**The task**
Determine which lines contain the word "Recherches", then copy those lines.
○ ○ ○
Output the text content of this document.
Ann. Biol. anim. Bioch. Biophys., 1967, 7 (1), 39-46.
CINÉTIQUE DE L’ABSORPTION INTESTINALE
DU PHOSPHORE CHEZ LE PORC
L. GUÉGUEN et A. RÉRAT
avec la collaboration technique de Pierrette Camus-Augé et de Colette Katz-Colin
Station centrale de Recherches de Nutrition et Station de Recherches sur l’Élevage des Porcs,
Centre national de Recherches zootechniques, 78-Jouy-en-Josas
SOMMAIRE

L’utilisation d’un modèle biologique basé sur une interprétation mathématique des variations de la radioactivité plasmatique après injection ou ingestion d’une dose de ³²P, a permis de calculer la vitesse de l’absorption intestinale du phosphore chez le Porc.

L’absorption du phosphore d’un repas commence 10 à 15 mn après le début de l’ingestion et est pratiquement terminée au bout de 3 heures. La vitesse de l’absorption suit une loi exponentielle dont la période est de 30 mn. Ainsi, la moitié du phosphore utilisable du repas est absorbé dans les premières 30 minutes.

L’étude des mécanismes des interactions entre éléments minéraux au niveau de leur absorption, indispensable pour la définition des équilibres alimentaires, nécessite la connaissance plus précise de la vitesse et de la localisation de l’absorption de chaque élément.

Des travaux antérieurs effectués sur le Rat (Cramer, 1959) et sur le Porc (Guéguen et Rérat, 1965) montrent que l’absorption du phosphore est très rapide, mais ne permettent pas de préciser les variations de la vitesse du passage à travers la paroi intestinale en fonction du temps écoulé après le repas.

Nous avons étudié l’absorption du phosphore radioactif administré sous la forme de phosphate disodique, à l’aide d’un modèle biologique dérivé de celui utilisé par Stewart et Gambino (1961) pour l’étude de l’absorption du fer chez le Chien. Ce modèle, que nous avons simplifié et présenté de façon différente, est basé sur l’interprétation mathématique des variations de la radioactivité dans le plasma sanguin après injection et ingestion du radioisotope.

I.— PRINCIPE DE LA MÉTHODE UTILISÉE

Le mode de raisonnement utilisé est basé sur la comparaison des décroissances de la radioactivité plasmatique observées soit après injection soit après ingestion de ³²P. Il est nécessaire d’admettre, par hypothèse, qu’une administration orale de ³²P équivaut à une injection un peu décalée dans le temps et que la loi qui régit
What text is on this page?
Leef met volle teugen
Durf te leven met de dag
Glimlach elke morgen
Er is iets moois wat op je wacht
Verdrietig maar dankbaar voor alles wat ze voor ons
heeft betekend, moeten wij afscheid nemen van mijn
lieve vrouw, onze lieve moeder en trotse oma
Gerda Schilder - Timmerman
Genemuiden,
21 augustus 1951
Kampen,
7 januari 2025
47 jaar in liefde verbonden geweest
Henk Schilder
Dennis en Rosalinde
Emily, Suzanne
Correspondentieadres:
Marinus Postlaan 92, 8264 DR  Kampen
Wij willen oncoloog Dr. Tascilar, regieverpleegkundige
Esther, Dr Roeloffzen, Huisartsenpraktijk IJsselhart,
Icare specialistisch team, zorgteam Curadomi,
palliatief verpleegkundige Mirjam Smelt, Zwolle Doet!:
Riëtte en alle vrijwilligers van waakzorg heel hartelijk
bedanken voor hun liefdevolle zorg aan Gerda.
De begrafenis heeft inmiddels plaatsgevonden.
○ ○ ○
**Final result**
Station centrale de Recherches de Nutrition et Station de Recherches sur l’Élevage des Porcs,
Centre national de Recherches zootechniques, 78-Jouy-en-Josas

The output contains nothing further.